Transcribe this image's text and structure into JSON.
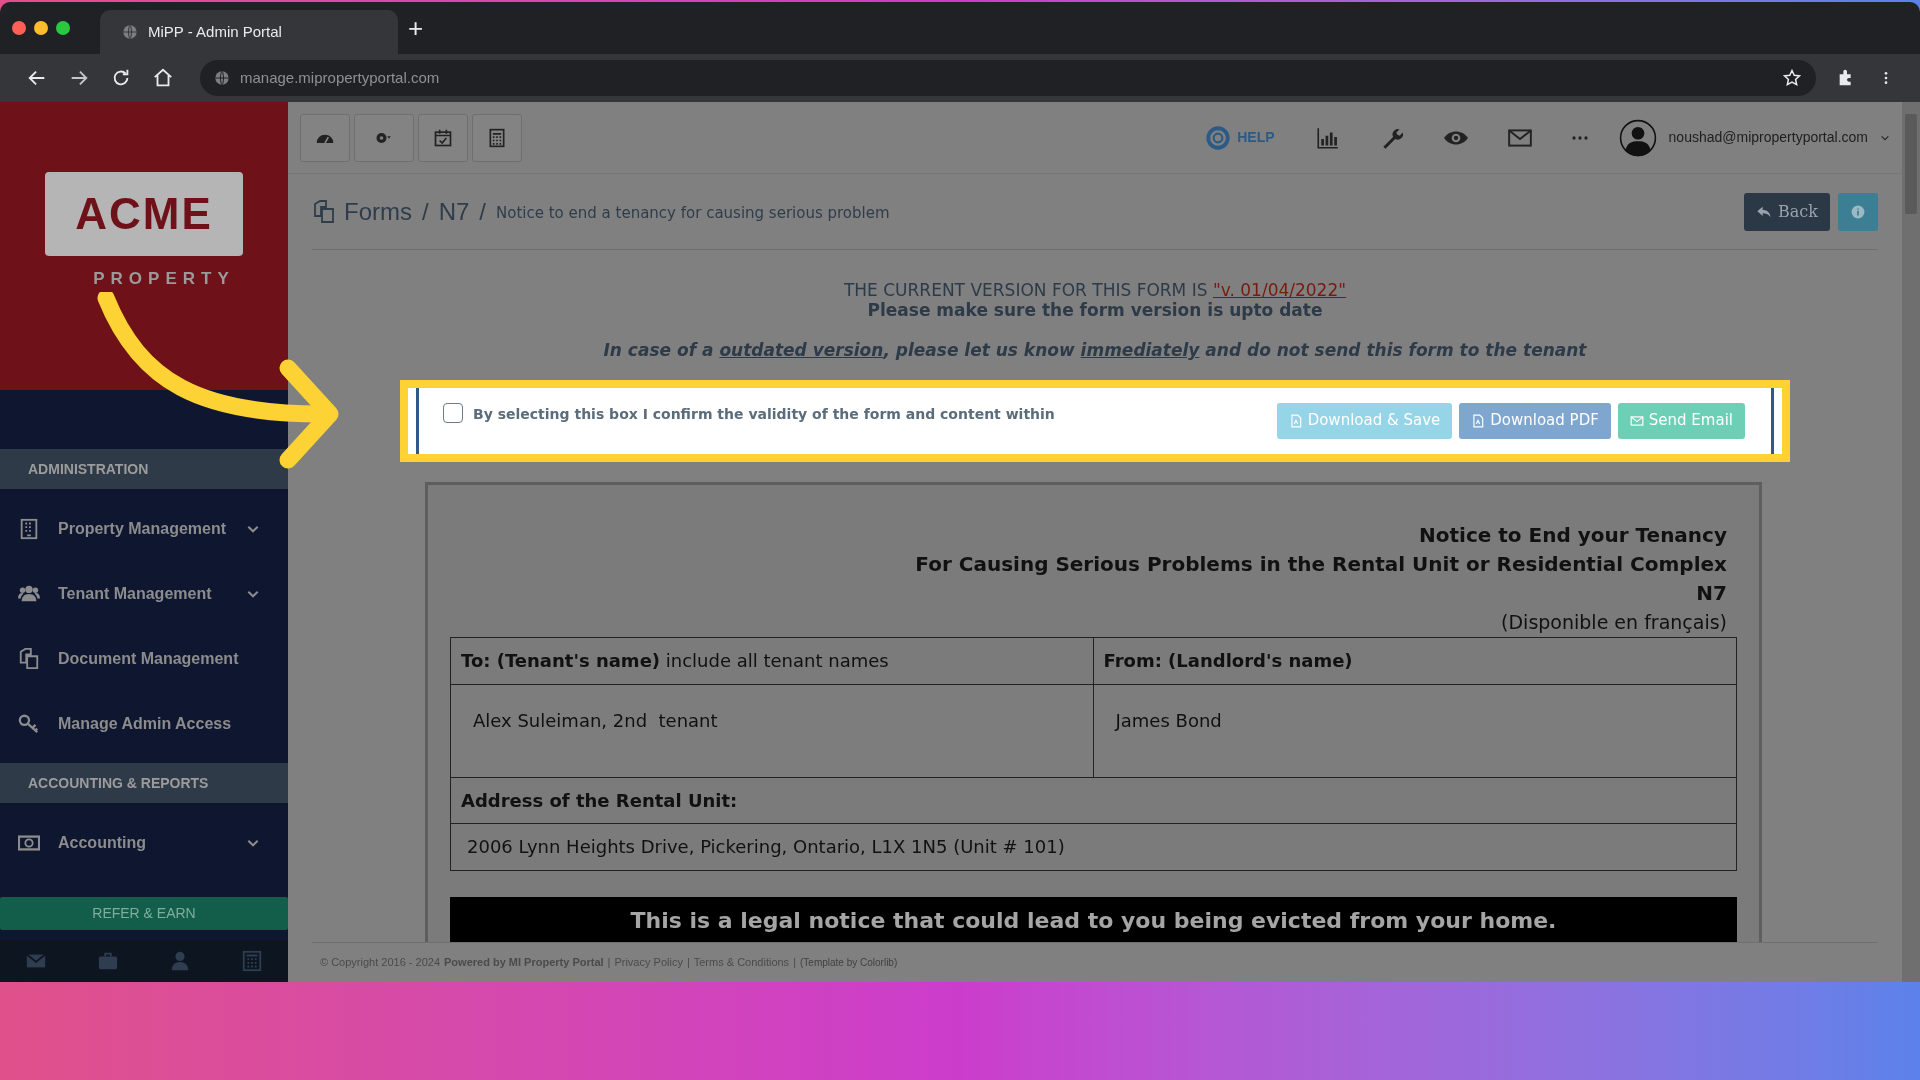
{
  "browser": {
    "tab_title": "MiPP - Admin Portal",
    "new_tab": "+",
    "url": "manage.mipropertyportal.com"
  },
  "sidebar": {
    "logo": {
      "name": "ACME",
      "tagline": "PROPERTY"
    },
    "sections": [
      {
        "heading": "ADMINISTRATION",
        "items": [
          {
            "label": "Property Management",
            "kind": "building",
            "expandable": true
          },
          {
            "label": "Tenant Management",
            "kind": "users",
            "expandable": true
          },
          {
            "label": "Document Management",
            "kind": "documents",
            "expandable": false
          },
          {
            "label": "Manage Admin Access",
            "kind": "key",
            "expandable": false
          }
        ]
      },
      {
        "heading": "ACCOUNTING & REPORTS",
        "items": [
          {
            "label": "Accounting",
            "kind": "money",
            "expandable": true
          }
        ]
      }
    ],
    "refer_button": "REFER & EARN"
  },
  "topbar": {
    "help": "HELP",
    "user": "noushad@mipropertyportal.com"
  },
  "breadcrumb": {
    "items": [
      "Forms",
      "N7"
    ],
    "separator": "/",
    "page_title": "Notice to end a tenancy for causing serious problem",
    "back": "Back"
  },
  "version_notice": {
    "prefix": "THE CURRENT VERSION FOR THIS FORM IS ",
    "version": "\"v. 01/04/2022\"",
    "hint": "Please make sure the form version is upto date",
    "warning": [
      {
        "text": "In case of a ",
        "underlined": false
      },
      {
        "text": "outdated version",
        "underlined": true
      },
      {
        "text": ", please let us know ",
        "underlined": false
      },
      {
        "text": "immediately",
        "underlined": true
      },
      {
        "text": " and do not send this form to the tenant",
        "underlined": false
      }
    ]
  },
  "confirm": {
    "checked": false,
    "label": "By selecting this box I confirm the validity of the form and content within",
    "buttons": [
      {
        "label": "Download & Save",
        "kind": "save"
      },
      {
        "label": "Download PDF",
        "kind": "pdf"
      },
      {
        "label": "Send Email",
        "kind": "email"
      }
    ]
  },
  "form": {
    "title_lines": [
      "Notice to End your Tenancy",
      "For Causing Serious Problems in the Rental Unit or Residential Complex",
      "N7"
    ],
    "language_note": "(Disponible en français)",
    "to_label": "**To: (Tenant's name)** include all tenant names",
    "from_label": "From: (Landlord's name)",
    "to_value": "Alex Suleiman, 2nd  tenant",
    "from_value": "James Bond",
    "address_label": "Address of the Rental Unit:",
    "address_value": "2006 Lynn Heights Drive, Pickering, Ontario, L1X 1N5 (Unit # 101)",
    "banner": "This is a legal notice that could lead to you being evicted from your home."
  },
  "footer": {
    "copyright": "© Copyright 2016 - 2024 ",
    "powered": "Powered by MI Property Portal",
    "separators": [
      "|",
      "|",
      "|"
    ],
    "links": [
      "Privacy Policy",
      "Terms & Conditions"
    ],
    "template": "(Template by Colorlib)"
  }
}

• **Work to be completed**: Copy the listing in full and without alteration, omitting every picture.

• **Reply to the exercise**:
Transcribe this image's text and structure into JSON.
{
  "browser": {
    "tab_title": "MiPP - Admin Portal",
    "new_tab": "+",
    "url": "manage.mipropertyportal.com"
  },
  "sidebar": {
    "logo": {
      "name": "ACME",
      "tagline": "PROPERTY"
    },
    "sections": [
      {
        "heading": "ADMINISTRATION",
        "items": [
          {
            "label": "Property Management",
            "kind": "building",
            "expandable": true
          },
          {
            "label": "Tenant Management",
            "kind": "users",
            "expandable": true
          },
          {
            "label": "Document Management",
            "kind": "documents",
            "expandable": false
          },
          {
            "label": "Manage Admin Access",
            "kind": "key",
            "expandable": false
          }
        ]
      },
      {
        "heading": "ACCOUNTING & REPORTS",
        "items": [
          {
            "label": "Accounting",
            "kind": "money",
            "expandable": true
          }
        ]
      }
    ],
    "refer_button": "REFER & EARN"
  },
  "topbar": {
    "help": "HELP",
    "user": "noushad@mipropertyportal.com"
  },
  "breadcrumb": {
    "items": [
      "Forms",
      "N7"
    ],
    "separator": "/",
    "page_title": "Notice to end a tenancy for causing serious problem",
    "back": "Back"
  },
  "version_notice": {
    "prefix": "THE CURRENT VERSION FOR THIS FORM IS ",
    "version": "\"v. 01/04/2022\"",
    "hint": "Please make sure the form version is upto date",
    "warning": [
      {
        "text": "In case of a ",
        "underlined": false
      },
      {
        "text": "outdated version",
        "underlined": true
      },
      {
        "text": ", please let us know ",
        "underlined": false
      },
      {
        "text": "immediately",
        "underlined": true
      },
      {
        "text": " and do not send this form to the tenant",
        "underlined": false
      }
    ]
  },
  "confirm": {
    "checked": false,
    "label": "By selecting this box I confirm the validity of the form and content within",
    "buttons": [
      {
        "label": "Download & Save",
        "kind": "save"
      },
      {
        "label": "Download PDF",
        "kind": "pdf"
      },
      {
        "label": "Send Email",
        "kind": "email"
      }
    ]
  },
  "form": {
    "title_lines": [
      "Notice to End your Tenancy",
      "For Causing Serious Problems in the Rental Unit or Residential Complex",
      "N7"
    ],
    "language_note": "(Disponible en français)",
    "to_label": "**To: (Tenant's name)** include all tenant names",
    "from_label": "From: (Landlord's name)",
    "to_value": "Alex Suleiman, 2nd  tenant",
    "from_value": "James Bond",
    "address_label": "Address of the Rental Unit:",
    "address_value": "2006 Lynn Heights Drive, Pickering, Ontario, L1X 1N5 (Unit # 101)",
    "banner": "This is a legal notice that could lead to you being evicted from your home."
  },
  "footer": {
    "copyright": "© Copyright 2016 - 2024 ",
    "powered": "Powered by MI Property Portal",
    "separators": [
      "|",
      "|",
      "|"
    ],
    "links": [
      "Privacy Policy",
      "Terms & Conditions"
    ],
    "template": "(Template by Colorlib)"
  }
}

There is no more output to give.